Source data
=-=-=-=-=

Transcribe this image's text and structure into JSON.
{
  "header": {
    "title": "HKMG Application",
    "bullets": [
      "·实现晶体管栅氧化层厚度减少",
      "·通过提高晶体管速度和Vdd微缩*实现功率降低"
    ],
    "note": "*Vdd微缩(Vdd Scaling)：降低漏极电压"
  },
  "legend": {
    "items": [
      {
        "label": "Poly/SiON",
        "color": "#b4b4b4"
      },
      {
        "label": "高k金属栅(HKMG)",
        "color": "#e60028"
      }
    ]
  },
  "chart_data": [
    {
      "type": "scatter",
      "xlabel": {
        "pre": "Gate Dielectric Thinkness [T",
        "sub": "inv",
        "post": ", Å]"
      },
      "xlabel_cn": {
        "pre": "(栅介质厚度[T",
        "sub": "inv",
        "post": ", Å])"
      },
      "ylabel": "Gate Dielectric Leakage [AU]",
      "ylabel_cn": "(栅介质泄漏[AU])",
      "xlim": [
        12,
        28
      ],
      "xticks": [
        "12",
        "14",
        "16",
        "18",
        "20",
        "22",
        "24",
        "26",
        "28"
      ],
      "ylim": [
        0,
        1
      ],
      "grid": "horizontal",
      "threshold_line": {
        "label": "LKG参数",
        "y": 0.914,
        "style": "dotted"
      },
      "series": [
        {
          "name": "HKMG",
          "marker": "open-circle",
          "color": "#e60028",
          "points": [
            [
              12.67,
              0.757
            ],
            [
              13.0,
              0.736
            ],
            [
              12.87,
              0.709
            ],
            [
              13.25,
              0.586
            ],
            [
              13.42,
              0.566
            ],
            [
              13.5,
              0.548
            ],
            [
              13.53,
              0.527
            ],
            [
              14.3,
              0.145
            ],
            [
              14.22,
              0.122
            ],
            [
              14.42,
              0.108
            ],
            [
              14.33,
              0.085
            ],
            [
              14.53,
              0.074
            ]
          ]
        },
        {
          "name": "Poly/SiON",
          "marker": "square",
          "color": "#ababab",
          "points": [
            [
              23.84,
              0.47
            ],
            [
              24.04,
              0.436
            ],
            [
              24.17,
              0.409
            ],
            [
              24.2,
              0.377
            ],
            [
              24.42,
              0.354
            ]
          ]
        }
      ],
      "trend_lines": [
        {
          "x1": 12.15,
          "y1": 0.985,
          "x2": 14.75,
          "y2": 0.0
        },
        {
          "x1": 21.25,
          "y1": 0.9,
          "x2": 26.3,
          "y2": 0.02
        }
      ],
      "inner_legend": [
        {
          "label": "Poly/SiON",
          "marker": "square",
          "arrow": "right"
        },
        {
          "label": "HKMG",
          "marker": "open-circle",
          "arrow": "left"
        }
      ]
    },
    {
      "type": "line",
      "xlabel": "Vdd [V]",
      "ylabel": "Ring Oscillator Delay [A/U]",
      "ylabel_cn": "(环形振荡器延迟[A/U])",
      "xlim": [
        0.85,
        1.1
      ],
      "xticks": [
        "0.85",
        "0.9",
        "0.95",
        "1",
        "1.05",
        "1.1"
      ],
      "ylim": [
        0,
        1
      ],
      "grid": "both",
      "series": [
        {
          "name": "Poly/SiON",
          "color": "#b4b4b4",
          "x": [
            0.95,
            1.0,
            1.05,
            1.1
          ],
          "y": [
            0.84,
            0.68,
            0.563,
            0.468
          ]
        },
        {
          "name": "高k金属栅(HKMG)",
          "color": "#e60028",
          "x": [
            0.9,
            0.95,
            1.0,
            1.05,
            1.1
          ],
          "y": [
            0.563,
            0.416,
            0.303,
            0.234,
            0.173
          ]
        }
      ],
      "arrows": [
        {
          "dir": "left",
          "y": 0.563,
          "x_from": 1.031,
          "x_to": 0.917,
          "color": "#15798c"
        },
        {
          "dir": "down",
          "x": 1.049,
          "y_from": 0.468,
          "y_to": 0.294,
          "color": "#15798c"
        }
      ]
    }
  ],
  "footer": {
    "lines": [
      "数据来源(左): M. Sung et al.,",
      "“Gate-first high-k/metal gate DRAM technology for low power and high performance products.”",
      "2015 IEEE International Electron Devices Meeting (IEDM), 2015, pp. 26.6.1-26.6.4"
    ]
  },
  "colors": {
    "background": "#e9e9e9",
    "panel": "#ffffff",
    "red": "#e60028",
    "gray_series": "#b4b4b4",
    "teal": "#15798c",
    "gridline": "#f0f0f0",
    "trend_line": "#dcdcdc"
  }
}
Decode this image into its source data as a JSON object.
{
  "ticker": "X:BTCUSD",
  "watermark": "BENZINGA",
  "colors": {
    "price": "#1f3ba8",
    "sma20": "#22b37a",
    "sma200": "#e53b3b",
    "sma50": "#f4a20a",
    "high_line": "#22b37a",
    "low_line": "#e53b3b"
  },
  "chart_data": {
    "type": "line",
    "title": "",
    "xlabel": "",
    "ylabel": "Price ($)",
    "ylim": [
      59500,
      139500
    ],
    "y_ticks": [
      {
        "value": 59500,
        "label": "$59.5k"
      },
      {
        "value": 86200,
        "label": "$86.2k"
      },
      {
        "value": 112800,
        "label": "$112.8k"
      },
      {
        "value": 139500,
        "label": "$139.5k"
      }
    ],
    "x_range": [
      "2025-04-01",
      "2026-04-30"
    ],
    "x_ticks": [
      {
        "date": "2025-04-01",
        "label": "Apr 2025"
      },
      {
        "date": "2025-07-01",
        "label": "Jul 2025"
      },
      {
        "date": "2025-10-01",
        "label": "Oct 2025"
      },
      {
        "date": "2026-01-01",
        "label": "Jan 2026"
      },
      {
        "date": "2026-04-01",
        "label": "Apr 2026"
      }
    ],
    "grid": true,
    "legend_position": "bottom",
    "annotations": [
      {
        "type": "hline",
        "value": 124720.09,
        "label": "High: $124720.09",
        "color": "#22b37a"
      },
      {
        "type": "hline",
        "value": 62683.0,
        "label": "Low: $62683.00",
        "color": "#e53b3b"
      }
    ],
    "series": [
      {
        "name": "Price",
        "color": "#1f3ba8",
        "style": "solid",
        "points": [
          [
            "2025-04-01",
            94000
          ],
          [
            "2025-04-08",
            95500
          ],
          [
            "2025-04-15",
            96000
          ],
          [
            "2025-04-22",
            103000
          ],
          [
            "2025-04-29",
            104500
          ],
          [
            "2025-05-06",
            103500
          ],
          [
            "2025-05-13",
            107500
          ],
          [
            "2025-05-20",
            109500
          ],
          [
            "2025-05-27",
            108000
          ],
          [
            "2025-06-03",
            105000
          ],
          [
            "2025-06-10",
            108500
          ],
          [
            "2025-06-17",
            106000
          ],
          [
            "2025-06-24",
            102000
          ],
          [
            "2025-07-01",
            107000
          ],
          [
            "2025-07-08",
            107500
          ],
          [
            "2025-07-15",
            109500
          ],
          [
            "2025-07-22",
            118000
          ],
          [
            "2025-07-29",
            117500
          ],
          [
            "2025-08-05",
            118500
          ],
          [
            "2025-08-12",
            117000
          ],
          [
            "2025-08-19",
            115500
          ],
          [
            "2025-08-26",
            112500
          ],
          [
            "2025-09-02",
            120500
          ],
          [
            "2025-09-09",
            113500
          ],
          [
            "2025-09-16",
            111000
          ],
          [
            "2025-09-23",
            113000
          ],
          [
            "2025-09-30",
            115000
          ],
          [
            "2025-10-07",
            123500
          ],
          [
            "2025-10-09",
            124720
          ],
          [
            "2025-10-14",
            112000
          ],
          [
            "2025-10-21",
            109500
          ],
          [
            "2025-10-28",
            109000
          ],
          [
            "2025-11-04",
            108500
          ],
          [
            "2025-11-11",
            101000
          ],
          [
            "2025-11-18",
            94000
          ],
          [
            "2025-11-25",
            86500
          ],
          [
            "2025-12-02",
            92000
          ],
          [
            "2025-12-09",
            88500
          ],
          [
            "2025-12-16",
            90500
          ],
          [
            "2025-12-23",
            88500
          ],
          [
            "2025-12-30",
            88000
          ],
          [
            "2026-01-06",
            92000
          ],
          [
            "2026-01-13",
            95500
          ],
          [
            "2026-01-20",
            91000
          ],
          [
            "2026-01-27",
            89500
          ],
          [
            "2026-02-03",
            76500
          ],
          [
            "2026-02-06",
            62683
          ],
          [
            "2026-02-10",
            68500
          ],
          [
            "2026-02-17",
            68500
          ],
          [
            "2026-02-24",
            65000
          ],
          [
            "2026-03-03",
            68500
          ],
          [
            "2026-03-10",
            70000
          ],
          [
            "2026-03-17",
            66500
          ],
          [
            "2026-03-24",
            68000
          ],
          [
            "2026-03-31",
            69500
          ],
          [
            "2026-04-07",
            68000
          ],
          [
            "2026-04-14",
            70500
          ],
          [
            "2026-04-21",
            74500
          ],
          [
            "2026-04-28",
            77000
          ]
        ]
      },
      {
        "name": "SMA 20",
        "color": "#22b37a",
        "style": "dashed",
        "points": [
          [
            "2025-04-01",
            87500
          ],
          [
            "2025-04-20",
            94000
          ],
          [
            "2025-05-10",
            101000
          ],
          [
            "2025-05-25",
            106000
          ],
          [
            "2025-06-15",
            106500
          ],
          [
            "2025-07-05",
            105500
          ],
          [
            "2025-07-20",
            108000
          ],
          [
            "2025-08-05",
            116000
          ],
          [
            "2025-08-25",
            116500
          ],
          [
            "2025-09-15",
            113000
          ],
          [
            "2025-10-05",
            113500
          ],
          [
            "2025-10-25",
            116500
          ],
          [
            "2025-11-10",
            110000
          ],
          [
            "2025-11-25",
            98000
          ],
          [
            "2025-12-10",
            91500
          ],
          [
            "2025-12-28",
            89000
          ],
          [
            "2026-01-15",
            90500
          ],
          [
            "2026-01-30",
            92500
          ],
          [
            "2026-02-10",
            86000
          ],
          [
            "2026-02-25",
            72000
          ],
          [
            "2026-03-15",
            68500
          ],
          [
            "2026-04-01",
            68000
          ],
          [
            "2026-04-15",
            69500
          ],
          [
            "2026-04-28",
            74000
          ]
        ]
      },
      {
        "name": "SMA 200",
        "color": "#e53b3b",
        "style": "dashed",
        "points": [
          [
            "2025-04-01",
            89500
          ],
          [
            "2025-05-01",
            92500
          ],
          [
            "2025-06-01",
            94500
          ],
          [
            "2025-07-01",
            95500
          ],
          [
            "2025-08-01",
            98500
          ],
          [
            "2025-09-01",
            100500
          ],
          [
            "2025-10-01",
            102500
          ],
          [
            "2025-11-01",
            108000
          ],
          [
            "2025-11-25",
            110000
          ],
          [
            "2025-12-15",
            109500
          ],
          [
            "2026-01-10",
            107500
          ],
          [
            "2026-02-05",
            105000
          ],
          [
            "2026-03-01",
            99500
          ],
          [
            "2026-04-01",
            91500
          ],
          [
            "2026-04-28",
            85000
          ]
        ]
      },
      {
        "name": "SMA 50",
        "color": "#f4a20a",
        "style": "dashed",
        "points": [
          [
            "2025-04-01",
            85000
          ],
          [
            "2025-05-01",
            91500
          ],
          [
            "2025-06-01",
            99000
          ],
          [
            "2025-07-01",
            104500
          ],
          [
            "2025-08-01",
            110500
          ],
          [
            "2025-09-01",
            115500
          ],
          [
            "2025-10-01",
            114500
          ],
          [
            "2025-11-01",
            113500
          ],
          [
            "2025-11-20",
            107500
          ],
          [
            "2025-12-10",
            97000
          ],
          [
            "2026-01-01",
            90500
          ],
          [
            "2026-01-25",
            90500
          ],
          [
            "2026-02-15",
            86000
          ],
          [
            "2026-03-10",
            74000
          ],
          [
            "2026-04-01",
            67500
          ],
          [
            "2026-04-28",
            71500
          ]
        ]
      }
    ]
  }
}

=-=-=-=-=

To do
List every line above that holds the word "this".

Solution below
Transcribe this image's text and structure into JSON.
Decode this image into its source data as a JSON object.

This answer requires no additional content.